Work through the material below and count the lines holding the word "Grain"; give that count and nothing more.

Records that describe figures:
• • • • • • •
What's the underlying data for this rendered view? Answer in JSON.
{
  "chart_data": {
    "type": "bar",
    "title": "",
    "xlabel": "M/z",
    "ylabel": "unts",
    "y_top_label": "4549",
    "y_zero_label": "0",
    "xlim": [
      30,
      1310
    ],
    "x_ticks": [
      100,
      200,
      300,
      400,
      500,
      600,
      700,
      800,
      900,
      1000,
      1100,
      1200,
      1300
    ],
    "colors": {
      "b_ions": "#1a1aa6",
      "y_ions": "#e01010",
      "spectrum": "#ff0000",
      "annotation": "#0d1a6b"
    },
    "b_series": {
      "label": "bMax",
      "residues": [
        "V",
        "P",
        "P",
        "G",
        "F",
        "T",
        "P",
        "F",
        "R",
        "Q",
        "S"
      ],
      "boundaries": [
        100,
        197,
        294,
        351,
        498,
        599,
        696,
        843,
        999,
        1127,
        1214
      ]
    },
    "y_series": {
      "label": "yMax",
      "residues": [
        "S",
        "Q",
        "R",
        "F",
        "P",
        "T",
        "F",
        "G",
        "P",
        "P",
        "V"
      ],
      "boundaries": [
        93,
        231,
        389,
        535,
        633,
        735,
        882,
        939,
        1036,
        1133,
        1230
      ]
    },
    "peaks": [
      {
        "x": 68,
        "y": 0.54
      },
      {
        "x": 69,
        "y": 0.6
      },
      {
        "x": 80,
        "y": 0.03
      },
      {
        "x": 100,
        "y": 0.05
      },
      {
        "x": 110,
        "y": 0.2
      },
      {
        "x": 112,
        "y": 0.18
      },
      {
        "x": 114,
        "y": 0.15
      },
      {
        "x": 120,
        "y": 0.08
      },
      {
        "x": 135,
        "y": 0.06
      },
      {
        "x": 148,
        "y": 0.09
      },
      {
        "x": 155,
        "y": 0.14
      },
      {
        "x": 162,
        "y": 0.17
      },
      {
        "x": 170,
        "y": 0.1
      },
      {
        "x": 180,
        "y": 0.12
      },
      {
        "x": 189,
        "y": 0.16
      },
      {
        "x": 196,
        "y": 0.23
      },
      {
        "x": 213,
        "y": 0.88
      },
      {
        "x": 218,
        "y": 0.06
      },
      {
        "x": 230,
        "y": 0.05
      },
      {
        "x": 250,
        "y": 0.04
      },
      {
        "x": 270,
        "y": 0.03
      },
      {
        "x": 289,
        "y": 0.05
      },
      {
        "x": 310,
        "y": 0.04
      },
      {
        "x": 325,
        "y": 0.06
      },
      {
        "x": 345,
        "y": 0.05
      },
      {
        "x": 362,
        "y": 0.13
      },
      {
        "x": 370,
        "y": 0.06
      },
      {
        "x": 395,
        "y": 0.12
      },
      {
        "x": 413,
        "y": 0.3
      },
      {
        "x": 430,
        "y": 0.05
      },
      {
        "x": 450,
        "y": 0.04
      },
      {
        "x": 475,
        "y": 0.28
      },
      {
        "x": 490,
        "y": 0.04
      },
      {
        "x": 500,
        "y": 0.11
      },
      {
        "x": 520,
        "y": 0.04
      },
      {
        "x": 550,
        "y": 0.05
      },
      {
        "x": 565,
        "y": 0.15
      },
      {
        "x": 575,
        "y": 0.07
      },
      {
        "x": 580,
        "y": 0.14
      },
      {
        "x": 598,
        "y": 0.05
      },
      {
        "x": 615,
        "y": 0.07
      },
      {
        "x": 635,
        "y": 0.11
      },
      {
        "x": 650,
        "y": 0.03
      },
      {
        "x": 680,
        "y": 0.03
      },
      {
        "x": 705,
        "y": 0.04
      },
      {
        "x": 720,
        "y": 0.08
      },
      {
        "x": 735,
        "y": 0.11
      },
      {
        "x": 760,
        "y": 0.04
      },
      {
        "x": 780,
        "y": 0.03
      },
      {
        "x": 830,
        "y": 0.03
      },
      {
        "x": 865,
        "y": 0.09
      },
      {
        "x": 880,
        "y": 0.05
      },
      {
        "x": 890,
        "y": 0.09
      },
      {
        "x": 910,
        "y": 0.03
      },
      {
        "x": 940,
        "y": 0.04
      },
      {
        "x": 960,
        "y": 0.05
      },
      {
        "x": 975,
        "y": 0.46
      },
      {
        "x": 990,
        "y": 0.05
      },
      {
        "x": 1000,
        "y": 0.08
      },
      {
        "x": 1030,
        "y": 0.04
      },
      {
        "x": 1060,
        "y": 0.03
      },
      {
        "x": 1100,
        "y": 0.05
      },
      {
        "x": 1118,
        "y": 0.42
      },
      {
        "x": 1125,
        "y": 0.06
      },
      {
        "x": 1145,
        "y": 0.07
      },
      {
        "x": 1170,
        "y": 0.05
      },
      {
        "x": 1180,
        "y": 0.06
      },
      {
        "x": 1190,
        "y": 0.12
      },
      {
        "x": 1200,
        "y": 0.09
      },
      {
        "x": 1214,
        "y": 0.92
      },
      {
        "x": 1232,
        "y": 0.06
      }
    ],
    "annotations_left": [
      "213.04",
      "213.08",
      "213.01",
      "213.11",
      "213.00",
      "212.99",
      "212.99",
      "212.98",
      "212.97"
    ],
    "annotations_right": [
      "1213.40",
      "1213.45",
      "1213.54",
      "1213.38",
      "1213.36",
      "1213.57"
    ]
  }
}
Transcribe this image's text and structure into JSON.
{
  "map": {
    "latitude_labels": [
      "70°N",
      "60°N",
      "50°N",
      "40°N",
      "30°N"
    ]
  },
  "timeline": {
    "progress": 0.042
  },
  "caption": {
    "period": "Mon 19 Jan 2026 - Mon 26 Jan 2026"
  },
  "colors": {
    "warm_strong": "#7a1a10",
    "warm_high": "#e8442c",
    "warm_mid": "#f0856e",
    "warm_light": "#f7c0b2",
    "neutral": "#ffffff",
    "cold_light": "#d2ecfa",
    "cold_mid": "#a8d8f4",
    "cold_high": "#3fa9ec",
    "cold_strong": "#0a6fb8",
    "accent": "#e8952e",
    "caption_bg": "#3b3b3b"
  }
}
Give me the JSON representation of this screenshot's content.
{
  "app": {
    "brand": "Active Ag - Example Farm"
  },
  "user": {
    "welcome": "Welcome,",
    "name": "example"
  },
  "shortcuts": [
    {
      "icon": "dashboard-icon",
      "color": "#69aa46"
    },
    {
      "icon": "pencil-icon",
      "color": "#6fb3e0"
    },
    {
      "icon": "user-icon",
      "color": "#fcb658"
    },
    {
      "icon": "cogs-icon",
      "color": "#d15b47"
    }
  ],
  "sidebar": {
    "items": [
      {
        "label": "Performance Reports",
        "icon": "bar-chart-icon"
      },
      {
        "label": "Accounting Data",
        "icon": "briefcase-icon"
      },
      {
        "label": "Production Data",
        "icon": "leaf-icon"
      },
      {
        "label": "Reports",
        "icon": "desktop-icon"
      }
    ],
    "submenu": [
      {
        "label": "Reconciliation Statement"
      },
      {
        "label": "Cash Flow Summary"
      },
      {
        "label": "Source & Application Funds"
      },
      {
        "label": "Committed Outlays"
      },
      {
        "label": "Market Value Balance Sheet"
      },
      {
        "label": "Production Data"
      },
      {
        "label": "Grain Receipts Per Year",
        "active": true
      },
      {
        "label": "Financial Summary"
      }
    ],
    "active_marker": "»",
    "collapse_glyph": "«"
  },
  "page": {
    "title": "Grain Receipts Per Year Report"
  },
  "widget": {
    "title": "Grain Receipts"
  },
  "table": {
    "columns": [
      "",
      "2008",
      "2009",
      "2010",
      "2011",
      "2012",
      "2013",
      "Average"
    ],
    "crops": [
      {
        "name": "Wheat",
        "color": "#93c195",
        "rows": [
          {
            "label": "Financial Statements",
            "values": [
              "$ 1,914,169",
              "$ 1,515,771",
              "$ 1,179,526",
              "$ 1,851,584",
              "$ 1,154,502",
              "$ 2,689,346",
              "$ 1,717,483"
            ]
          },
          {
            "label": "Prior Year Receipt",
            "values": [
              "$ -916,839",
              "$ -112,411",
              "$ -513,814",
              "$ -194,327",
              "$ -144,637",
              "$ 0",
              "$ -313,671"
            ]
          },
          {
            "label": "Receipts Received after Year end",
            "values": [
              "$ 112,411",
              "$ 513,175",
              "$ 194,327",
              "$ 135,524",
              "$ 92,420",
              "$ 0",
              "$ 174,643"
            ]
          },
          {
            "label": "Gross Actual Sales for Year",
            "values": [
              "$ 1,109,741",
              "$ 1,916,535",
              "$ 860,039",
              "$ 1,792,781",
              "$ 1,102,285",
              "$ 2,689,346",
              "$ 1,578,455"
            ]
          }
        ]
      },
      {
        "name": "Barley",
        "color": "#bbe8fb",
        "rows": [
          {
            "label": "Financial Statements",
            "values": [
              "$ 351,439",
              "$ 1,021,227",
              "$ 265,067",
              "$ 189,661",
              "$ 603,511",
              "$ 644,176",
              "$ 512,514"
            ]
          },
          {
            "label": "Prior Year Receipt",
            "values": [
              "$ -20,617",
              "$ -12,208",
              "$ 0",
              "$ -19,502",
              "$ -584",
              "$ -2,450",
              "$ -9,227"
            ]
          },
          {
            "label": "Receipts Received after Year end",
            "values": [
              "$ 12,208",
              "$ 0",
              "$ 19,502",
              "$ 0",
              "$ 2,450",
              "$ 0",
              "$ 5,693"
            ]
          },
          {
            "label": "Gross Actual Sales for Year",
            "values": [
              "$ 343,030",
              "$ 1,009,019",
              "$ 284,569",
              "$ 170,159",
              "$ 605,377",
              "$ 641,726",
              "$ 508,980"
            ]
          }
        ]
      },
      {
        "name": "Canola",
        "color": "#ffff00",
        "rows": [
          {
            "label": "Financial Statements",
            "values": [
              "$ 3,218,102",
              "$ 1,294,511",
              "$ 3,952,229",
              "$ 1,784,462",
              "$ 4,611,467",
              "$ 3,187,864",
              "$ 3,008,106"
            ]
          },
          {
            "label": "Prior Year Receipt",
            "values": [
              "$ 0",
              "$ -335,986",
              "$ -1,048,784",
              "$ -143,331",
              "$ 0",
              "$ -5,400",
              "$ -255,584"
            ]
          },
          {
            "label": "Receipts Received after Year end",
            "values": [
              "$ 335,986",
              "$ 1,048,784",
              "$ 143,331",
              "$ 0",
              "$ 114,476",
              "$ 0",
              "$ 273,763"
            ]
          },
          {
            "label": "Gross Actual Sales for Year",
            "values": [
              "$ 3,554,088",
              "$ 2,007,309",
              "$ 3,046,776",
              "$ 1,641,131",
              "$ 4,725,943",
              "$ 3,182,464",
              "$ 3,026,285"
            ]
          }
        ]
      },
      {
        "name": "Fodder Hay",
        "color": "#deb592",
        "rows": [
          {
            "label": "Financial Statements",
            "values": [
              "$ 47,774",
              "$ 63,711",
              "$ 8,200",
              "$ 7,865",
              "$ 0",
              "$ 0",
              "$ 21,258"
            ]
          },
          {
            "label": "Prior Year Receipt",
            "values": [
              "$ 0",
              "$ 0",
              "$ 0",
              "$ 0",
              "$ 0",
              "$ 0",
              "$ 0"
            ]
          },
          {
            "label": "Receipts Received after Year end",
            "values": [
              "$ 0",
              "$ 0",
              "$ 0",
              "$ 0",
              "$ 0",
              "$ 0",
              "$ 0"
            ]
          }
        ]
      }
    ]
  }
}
• • • • • • •
**Reply to the exercise**. 3